#### [DOCUMENT]
The documents show the inspector general’s office fired Addolorato and Hill on Oct. 14 after a routine audit discovered unusual activity within eJusticeNY, a one-stop-shop database for information on defendants’ criminal histories and crimes available only to a strictly controlled list of authorized users who complete a training.

Together, the previously undisclosed documents show a sudden end to the state-level service of Addolorato, who worked in Cuomo’s gubernatorial and attorney general administrations and led some of his key investigations, including the ill-fated Moreland Commission to Investigate Public Corruption and a probe of then-state Sen. Pedro Espada.

Aries Dela Cruz, a spokesperson for the inspector general's office, declined comment beyond pointing to the letters released to Gothamist, calling it a “personnel/HR matter.” Last week, the inspector general’s office posted one of the letters publicly as part of an ongoing transparency initiative.

Monthly audit turned up ‘unauthorized’ access

Gothamist submitted Freedom of Information requests for a variety of records from the inspector general’s office linked to Addolorato and Hill after their names appeared on the state decertification list. Shechtman, the two men’s attorney, also provided the letter he sent the office in response to their termination.

Among the documents released was an Oct. 15 letter from then-Acting Inspector General Robyn Adair to the Joint Commission on Public Ethics (JCOPE), which enforces the state's public officers law. Among other provisions, the law prohibits the use of state property for personal reasons. Each violation verified by JCOPE carries a potential fine of up to $10,000.

In her letter, Adair laid out the reasons for Addolorato and Hill’s dismissal the day before.

On Oct. 7, a monthly audit of the inspector general's office’s use of the eJusticeNY database turned up “possible unauthorized accessing” of the system. It showed someone had used an old case number from 2015 to access criminal history.

The database includes a treasure trove of restricted data, including criminal information that shows whether a person has been ever arrested, charged, indicted, incarcerated or paroled. Certain law-enforcement officials and investigators are allowed access only after completing a training course and signing an attestation making clear the data is confidential and must be used only according to state policy. Access for personal use is strictly prohibited, in part to keep investigators from using the information for their own gain.

The inspector general’s office said Addolorato had directed Hill to run a family member’s name through the system on Sept. 13, according to Adair’s letter. She later wrote to JCOPE after the two men were fired, asking the ethics board to determine whether any further action, including a potential fine, was warranted.

Soon after, Shechtman – an attorney who once worked with Cohen and now represents Melissa DeRosa, another of Cuomo’s former top aides – took on Addolorato and Hill as clients. The lawyer was once commissioner of the state Division of Criminal Justice Services, the entity that oversees eJusticeNY.

Shechtman sent a letter to the inspector general’s office on Dec. 6. By his telling, Addolorato was investigating whether an organized crime syndicate was operating illegal slot machines in the state. Some of the subjects of the probe were in their late 70s and 80s. Investigators on the case became curious if the subjects had criminal records dating back several decades and, if so, if their NYSID – the state-assigned number for each person with a criminal history – had ever expired.

#### [ROWS]
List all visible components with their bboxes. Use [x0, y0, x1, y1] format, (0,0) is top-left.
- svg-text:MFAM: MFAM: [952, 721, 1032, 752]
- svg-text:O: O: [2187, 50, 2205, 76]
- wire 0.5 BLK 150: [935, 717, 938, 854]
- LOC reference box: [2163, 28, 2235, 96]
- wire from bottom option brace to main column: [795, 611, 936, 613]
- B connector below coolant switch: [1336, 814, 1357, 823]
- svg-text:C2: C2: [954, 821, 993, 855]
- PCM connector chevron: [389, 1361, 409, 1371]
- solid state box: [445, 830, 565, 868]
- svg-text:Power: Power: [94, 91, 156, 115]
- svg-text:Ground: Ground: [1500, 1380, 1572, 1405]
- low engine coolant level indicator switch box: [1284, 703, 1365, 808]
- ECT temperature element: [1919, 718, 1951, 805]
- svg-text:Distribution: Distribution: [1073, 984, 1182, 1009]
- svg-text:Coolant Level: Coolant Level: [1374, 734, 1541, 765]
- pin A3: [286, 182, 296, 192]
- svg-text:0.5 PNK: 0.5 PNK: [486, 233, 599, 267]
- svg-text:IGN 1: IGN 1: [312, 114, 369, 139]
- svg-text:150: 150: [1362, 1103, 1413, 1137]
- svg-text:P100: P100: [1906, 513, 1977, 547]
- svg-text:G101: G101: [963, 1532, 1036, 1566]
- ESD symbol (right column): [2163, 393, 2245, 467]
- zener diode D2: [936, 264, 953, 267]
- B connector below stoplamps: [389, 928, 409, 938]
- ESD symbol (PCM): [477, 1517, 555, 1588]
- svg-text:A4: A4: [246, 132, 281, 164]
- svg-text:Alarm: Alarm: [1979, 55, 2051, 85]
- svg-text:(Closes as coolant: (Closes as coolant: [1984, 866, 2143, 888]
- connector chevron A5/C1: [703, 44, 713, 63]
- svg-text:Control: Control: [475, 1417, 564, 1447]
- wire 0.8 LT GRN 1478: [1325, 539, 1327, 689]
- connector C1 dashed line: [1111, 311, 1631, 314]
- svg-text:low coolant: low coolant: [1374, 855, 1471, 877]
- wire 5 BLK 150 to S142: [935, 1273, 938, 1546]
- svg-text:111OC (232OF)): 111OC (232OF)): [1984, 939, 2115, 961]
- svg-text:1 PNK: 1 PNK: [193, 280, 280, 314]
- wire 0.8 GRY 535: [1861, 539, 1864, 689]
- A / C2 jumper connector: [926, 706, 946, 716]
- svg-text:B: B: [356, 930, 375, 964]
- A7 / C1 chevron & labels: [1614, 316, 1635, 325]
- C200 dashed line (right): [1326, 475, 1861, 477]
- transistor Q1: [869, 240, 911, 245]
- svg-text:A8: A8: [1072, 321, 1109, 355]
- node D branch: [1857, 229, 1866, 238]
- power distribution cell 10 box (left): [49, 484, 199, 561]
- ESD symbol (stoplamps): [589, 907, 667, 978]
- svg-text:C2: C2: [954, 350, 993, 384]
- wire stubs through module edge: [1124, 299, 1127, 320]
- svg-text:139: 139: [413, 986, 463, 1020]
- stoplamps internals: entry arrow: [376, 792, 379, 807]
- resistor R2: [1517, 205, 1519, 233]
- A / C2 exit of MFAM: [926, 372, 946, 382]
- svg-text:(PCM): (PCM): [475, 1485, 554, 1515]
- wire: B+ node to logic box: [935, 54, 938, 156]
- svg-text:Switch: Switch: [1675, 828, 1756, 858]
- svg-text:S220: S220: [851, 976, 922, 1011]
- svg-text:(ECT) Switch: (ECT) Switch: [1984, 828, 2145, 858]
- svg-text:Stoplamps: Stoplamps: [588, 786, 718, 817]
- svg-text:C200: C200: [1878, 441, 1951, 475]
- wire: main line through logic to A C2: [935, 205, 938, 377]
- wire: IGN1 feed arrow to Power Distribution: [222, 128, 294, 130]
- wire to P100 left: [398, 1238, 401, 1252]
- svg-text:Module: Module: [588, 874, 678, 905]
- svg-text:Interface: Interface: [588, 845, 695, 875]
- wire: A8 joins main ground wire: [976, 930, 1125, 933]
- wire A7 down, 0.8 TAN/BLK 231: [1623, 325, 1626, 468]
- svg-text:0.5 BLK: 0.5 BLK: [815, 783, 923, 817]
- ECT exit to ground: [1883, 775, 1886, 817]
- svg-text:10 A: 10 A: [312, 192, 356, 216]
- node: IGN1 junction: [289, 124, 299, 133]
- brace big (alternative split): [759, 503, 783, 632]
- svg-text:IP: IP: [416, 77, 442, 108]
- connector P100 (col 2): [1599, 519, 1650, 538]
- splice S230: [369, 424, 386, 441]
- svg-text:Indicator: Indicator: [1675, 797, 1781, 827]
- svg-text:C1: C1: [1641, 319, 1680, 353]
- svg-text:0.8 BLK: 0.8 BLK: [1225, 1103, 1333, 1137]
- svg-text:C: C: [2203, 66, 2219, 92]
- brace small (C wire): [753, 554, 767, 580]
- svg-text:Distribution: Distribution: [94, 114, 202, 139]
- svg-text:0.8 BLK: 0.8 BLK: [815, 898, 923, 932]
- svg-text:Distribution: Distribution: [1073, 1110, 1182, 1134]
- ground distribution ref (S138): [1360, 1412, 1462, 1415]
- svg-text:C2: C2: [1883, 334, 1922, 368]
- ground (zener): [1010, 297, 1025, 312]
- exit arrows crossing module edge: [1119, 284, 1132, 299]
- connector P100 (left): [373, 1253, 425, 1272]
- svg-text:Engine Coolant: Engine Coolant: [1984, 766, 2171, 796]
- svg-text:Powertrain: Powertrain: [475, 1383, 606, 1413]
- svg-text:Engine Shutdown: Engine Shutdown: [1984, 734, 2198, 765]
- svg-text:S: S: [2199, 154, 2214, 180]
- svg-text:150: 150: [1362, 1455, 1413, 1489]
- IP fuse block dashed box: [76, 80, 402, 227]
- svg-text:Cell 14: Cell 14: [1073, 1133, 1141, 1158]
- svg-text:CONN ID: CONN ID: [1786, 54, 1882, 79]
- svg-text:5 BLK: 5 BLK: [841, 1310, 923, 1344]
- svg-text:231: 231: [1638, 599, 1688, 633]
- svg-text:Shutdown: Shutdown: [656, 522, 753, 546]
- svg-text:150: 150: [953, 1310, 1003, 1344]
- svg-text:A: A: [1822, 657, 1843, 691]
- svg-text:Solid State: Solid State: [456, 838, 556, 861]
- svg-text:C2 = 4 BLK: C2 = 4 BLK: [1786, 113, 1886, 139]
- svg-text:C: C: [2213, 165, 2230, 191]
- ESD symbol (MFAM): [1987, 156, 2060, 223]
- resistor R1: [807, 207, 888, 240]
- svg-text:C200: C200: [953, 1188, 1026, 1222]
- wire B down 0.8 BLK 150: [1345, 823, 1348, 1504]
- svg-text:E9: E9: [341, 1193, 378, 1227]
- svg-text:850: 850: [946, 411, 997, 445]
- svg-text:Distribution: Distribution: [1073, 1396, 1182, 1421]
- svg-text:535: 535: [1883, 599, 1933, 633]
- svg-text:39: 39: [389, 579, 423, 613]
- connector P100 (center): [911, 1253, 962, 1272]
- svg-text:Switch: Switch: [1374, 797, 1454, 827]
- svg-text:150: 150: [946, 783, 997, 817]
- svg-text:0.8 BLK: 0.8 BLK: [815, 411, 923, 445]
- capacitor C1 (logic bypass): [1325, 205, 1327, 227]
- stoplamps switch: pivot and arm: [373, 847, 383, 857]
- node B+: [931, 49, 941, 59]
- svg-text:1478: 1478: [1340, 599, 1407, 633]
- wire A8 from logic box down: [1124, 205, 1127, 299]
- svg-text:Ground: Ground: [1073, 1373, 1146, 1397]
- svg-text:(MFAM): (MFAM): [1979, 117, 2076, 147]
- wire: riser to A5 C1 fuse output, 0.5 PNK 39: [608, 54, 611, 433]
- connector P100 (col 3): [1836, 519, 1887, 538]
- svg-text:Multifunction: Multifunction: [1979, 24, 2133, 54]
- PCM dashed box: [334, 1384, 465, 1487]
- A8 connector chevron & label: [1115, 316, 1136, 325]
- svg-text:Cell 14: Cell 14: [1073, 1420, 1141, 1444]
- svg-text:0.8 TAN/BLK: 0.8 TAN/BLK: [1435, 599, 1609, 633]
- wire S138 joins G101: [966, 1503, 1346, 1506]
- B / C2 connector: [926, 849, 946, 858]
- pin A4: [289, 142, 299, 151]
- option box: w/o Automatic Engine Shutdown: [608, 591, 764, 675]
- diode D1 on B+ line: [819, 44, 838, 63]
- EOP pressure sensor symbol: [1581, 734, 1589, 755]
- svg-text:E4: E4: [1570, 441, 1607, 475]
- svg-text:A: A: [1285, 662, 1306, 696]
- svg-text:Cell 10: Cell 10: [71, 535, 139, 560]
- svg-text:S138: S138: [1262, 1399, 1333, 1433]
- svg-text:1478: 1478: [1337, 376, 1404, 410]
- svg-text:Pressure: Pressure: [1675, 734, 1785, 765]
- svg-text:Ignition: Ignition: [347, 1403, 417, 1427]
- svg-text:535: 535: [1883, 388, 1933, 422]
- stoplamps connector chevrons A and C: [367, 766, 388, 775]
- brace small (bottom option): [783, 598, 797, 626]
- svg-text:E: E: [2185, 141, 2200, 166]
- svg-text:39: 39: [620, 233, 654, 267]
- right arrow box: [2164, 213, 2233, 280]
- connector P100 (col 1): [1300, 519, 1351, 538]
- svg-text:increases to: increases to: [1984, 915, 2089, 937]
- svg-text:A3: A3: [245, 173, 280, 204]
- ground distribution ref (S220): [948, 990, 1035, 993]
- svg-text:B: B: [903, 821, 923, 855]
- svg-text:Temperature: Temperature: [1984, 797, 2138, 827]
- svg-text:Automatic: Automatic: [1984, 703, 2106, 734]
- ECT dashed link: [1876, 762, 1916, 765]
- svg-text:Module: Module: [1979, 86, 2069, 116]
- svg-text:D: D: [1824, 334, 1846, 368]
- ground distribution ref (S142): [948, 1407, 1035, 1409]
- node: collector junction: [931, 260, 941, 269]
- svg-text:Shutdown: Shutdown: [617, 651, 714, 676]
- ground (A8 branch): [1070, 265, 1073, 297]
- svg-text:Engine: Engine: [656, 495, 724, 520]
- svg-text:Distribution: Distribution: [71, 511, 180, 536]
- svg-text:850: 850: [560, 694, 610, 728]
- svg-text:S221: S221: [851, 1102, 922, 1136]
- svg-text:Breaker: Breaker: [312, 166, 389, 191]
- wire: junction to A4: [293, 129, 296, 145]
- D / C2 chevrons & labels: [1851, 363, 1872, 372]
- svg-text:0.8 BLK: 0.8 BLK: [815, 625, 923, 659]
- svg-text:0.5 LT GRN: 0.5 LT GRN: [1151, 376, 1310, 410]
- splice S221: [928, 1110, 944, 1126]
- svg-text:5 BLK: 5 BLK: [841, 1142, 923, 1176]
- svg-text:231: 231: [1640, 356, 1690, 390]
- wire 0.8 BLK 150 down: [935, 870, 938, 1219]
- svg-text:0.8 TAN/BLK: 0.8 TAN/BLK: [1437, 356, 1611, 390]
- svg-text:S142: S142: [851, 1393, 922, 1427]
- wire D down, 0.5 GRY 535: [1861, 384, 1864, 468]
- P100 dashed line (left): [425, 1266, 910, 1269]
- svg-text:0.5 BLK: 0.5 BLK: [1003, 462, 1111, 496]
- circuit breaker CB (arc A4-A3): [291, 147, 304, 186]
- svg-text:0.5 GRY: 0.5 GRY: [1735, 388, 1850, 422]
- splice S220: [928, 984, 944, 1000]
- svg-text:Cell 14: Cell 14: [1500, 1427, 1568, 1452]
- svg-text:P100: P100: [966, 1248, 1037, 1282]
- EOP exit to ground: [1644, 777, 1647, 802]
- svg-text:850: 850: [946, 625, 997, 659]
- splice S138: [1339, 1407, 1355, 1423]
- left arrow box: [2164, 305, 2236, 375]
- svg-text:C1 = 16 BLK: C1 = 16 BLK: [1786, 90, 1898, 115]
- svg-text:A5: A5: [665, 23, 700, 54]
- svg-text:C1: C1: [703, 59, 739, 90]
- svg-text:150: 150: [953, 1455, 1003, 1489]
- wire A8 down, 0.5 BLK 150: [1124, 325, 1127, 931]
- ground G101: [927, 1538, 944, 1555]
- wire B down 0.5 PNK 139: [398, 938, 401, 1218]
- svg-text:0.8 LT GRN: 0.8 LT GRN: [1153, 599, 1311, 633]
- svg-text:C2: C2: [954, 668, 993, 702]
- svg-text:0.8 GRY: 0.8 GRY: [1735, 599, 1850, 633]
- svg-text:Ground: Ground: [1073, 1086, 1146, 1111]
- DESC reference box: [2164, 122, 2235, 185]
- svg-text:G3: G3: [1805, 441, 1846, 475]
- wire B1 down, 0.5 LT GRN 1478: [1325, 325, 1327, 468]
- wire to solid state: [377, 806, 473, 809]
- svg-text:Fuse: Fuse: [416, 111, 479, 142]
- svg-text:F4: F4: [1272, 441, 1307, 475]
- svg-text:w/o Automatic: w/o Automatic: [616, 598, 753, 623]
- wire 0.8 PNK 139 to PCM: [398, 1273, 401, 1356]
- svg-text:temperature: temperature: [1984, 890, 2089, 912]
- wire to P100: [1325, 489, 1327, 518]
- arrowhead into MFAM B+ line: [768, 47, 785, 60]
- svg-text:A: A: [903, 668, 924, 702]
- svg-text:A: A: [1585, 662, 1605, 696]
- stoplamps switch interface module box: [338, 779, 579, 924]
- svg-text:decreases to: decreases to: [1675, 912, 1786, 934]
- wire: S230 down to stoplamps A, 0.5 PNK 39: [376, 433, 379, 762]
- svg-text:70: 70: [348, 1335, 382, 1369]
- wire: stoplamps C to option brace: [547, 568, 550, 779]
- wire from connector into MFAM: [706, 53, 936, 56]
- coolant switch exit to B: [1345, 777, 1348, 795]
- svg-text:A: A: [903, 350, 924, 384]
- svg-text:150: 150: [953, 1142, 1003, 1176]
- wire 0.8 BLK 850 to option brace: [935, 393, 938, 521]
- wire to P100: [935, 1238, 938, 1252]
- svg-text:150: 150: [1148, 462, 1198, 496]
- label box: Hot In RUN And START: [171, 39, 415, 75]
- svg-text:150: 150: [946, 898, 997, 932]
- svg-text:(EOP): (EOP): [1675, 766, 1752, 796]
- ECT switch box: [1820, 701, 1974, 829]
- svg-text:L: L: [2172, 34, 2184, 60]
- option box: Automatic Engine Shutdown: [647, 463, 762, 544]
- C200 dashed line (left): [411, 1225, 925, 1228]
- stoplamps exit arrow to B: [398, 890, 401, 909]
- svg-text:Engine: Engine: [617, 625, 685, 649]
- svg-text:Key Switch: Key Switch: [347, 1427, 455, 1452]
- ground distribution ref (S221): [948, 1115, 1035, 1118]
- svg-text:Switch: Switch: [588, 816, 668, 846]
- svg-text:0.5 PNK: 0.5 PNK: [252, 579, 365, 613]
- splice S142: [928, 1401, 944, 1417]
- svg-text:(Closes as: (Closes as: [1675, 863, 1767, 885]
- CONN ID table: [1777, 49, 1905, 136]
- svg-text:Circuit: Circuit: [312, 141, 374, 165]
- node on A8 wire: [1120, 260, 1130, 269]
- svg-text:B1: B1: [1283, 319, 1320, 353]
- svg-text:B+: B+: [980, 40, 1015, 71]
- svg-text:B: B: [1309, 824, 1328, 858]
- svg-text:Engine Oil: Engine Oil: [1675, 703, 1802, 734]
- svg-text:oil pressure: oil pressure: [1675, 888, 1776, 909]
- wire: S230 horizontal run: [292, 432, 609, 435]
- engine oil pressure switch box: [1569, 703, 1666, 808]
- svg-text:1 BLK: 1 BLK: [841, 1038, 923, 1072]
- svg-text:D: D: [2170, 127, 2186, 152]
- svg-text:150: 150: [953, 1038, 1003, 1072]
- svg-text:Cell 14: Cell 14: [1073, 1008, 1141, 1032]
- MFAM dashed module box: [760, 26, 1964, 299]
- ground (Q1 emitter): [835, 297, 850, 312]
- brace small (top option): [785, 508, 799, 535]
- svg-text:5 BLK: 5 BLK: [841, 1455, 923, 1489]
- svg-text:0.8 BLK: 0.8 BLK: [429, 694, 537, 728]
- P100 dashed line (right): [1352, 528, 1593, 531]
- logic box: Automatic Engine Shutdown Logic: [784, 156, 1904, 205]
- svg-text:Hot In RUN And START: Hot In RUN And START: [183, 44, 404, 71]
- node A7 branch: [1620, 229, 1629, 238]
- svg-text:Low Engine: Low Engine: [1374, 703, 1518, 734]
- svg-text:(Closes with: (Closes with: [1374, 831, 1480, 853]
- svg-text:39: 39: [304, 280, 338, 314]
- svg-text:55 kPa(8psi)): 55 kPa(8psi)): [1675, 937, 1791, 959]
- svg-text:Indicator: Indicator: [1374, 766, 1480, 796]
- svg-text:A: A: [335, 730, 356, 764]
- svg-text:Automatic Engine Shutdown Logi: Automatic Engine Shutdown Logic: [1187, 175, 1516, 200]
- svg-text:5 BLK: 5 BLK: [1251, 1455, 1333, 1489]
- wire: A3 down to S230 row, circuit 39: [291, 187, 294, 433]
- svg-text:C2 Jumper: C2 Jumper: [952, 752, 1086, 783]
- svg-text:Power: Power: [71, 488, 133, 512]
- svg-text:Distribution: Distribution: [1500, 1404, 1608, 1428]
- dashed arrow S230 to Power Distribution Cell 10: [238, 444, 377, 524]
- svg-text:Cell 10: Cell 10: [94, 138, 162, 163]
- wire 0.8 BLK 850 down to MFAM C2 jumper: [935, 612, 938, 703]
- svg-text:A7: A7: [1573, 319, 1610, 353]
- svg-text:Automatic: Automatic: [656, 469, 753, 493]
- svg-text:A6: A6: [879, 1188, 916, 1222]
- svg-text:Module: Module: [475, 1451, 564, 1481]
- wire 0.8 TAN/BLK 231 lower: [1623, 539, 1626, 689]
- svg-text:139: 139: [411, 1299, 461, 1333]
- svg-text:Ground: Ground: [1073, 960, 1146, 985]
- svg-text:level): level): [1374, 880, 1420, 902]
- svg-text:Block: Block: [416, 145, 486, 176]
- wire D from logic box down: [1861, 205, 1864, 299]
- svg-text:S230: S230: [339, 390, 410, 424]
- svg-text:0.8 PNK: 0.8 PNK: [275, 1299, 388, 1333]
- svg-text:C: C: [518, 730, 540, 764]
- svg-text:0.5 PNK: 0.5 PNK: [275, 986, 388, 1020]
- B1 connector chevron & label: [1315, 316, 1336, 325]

#### [REQUESTS]
• a. Render this sentence from the article on the eJusticeNY firings in Spanish: "In her letter, Adair laid out the reasons for Addolorato and Hill’s dismissal the day before."
• b. Please write the next part of the article on the eJusticeNY firings, picking up right after its last sentence.

#### [ANSWERS BY TASK]
• a. En su carta, Adair expuso los motivos del despido de Addolorato y Hill ocurrido el día anterior.

• b.
According to Shechtman’s letter, Addolorato gave his father’s name and birth date to Hill to look up in the eJusticeNY system, knowing he had been arrested for robbery in the 1930s. It was meant to be a test run, Shechtman wrote. Addolorato had Hill – who had eJusticeNY access – use an old, soon-to-be-closed case number because the gambling investigation was still in the “preliminary” stage, according to their attorney.

In his letter, Shechtman said Addolorato and Hill had a legitimate law-enforcement purpose for doing what they did.

“I know of cases in which a law enforcement officer used the database to gather information for his own benefit or that of others,” he wrote. “Such conduct deserves condemnation and discipline. But that is not what occurred here.”

Veteran investigators

Both Addolorato and Hill had lengthy careers as investigators.

According to Shechtman’s letter, Hill worked for the state attorney general’s office from 1984 through 2011. He took on a part-time role with the inspector general’s office in 2016.

Addolorato, meanwhile, began a 20-year stint as a detective in the NYPD in the 1980s, investigating homicides, gang and drug activity, according to his biography and LinkedIn pages.

Known to his colleagues as “Bobby A,” Addolorato made headlines in the mid-2000s when he pushed for the release of two men who were wrongly jailed for the 1990 murder of a bouncer at a Manhattan club known as the Palladium. His efforts at the time joined him with a federal prosecutor by the name of Steven M. Cohen, who would go on to become then-Attorney General Andrew Cuomo’s chief of staff.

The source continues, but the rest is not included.